**Selected passage:**
- Opening Delimiter -

Telerik Report Server Login Panel - Detect

What is the "Telerik Report Server Login Panel - Detect?" module?

The "Telerik Report Server Login Panel - Detect" module is designed to detect the presence of the Telerik Report Server login panel. Telerik Report Server is a software that allows users to create, view, and manage reports. This module focuses on identifying potential misconfigurations or vulnerabilities related to the login panel of the Telerik Report Server.

This module has an informative severity level, which means it provides valuable information but does not indicate an immediate security threat.

Author: ritikchaddha

Impact

The impact of detecting the Telerik Report Server login panel is primarily related to potential misconfigurations or vulnerabilities that may exist within the login panel. This module aims to identify any issues that could potentially compromise the security or functionality of the login panel.

How does the module work?

- Closing Delimiter -

**Supplied information:**
- Opening Delimiter -

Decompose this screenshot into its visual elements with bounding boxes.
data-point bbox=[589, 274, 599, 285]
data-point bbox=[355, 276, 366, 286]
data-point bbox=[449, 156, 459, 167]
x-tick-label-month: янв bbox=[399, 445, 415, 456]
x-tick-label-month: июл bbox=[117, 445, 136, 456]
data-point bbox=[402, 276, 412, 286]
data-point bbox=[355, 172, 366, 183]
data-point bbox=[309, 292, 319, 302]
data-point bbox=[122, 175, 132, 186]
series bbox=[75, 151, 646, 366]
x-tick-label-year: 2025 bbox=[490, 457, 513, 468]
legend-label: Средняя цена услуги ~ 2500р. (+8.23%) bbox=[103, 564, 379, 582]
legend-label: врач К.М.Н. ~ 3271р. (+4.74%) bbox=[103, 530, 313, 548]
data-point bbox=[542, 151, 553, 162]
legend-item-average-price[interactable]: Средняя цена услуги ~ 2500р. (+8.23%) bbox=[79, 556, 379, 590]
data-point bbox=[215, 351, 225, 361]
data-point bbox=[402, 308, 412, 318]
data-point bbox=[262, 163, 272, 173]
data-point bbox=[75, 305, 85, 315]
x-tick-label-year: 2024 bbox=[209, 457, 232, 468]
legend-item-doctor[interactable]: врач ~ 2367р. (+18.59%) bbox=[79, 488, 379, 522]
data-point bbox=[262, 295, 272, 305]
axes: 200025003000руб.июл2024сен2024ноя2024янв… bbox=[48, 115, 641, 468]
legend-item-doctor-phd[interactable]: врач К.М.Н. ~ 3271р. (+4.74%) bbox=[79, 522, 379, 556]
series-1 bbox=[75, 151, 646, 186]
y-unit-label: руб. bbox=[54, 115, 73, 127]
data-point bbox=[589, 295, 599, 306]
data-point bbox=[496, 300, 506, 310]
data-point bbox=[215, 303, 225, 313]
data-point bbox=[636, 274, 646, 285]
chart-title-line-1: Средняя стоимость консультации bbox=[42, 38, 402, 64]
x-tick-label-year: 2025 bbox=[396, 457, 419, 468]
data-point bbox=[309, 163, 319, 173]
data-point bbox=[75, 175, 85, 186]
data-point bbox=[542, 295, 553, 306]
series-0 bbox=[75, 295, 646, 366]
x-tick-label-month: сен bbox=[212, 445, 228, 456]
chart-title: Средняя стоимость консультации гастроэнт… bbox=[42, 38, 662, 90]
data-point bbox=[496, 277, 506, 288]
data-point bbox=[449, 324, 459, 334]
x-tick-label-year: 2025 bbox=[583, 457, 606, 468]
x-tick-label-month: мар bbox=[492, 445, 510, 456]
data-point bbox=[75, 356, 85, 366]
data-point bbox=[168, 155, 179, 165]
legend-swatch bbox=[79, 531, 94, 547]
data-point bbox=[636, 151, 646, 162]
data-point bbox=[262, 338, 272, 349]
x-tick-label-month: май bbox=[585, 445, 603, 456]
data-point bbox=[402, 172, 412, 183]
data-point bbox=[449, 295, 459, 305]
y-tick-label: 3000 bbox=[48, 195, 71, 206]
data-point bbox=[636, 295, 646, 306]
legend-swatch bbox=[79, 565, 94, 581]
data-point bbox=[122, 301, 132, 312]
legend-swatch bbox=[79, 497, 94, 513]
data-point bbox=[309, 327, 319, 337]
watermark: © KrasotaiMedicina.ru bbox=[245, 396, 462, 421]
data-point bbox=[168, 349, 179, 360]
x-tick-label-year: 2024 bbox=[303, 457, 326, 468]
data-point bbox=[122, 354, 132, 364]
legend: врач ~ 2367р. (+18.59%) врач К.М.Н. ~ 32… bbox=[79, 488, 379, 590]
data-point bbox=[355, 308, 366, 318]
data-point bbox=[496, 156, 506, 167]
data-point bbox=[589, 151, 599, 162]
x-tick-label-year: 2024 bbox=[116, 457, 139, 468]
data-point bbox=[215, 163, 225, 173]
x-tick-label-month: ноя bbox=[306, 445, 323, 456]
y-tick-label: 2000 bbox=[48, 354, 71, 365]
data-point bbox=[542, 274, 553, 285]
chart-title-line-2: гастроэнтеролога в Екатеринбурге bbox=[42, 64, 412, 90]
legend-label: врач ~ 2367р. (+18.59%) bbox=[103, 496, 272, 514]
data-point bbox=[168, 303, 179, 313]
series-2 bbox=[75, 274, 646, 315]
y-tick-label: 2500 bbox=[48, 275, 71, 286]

- Closing Delimiter -

**Problems to work on:**
a – Quote the module description word for word, from "This module has" to "the module work?".
b – According to the module description, what actions does Telerik Report Server let users perform on reports? List each one.
c – Carry on the module description from the point where it ends.

**Answers to the exercises:**
a –
This module has an informative severity level, which means it provides valuable information but does not indicate an immediate security threat.

Author: ritikchaddha

Impact

The impact of detecting the Telerik Report Server login panel is primarily related to potential misconfigurations or vulnerabilities that may exist within the login panel. This module aims to identify any issues that could potentially compromise the security or functionality of the login panel.

How does the module work?

b –
- Create reports
- View reports
- Manage reports

c –
The module works by sending an HTTP GET request to the "/Account/Login" path of the target website. It then applies matching conditions to determine if the response indicates the presence of the Telerik Report Server login panel.

The matching conditions used in this module are:

- Matcher 1: The response must contain the words "Telerik Report Server". - Matcher 2: The response status code must be 200 (OK).

If both matching conditions are met, the module considers the Telerik Report Server login panel to be detected.

Example HTTP request:

GET /Account/Login

Note: The actual HTTP request may contain additional headers or parameters, but those details are not specified in the module definition.